**Given instruction**. State the number of lines that contain "JSON", with no other text.

**Entries shown**.
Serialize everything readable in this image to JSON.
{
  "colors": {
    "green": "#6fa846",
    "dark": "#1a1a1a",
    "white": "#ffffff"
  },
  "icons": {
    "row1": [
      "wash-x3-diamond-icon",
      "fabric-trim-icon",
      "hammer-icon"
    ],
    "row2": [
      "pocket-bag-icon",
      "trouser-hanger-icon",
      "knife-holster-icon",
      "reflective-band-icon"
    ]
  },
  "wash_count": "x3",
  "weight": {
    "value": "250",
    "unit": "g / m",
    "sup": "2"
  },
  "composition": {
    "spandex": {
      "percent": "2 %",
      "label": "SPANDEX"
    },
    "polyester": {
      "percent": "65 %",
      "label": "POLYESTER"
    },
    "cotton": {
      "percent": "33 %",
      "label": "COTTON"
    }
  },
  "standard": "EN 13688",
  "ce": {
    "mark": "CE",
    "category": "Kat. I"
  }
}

...

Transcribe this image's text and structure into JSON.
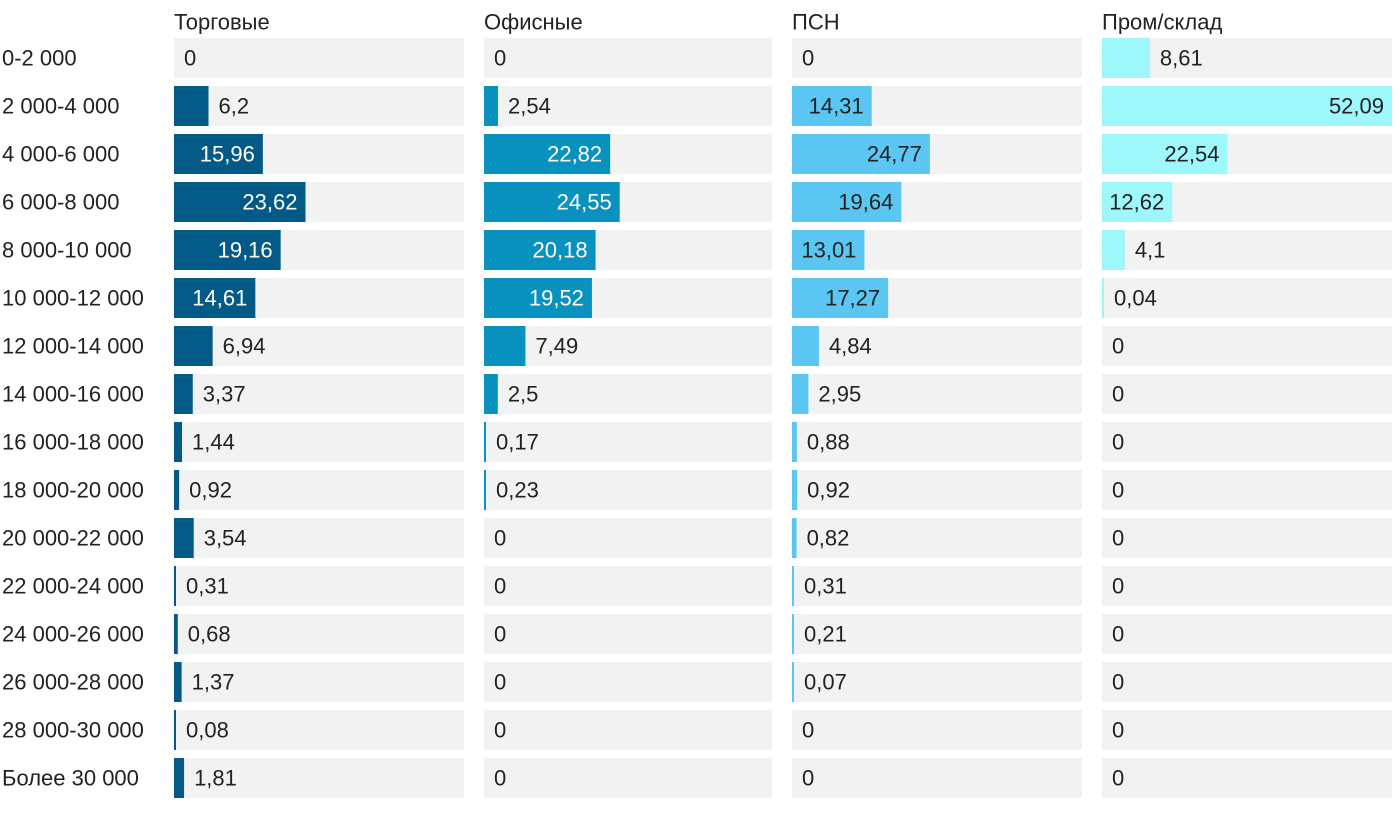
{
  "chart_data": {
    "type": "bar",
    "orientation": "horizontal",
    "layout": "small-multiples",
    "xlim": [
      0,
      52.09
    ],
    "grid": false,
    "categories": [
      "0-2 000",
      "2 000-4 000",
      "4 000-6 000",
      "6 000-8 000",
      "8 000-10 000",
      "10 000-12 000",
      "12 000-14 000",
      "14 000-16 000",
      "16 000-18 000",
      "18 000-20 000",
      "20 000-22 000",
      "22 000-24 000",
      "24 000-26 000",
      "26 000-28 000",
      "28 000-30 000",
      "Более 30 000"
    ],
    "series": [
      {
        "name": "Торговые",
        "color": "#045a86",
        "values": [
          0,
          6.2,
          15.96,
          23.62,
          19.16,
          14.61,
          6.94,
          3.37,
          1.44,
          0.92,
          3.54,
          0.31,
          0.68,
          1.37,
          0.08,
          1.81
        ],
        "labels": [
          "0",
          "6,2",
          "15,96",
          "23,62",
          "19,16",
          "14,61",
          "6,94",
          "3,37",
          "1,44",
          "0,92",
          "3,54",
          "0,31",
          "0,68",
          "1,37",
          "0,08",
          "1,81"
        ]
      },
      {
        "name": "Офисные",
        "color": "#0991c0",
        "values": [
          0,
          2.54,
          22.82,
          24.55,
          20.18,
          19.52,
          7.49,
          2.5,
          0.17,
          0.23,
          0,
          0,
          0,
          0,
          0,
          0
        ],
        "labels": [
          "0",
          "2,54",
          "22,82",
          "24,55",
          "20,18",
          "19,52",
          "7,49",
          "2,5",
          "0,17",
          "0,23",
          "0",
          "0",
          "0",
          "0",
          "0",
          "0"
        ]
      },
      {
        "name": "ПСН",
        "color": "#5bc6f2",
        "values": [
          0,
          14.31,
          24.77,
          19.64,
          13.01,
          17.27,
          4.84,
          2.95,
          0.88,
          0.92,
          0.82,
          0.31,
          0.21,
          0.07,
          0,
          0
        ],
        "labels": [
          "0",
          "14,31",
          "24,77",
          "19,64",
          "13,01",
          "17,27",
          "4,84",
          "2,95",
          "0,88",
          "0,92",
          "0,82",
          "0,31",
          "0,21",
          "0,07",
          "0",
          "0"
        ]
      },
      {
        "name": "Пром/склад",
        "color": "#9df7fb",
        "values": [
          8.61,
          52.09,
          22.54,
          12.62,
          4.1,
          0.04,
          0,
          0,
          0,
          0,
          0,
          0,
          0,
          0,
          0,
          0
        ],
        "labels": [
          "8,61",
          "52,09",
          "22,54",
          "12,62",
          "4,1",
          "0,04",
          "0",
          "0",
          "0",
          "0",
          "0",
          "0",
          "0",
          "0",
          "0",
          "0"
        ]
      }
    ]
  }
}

**Exercise solution**. 2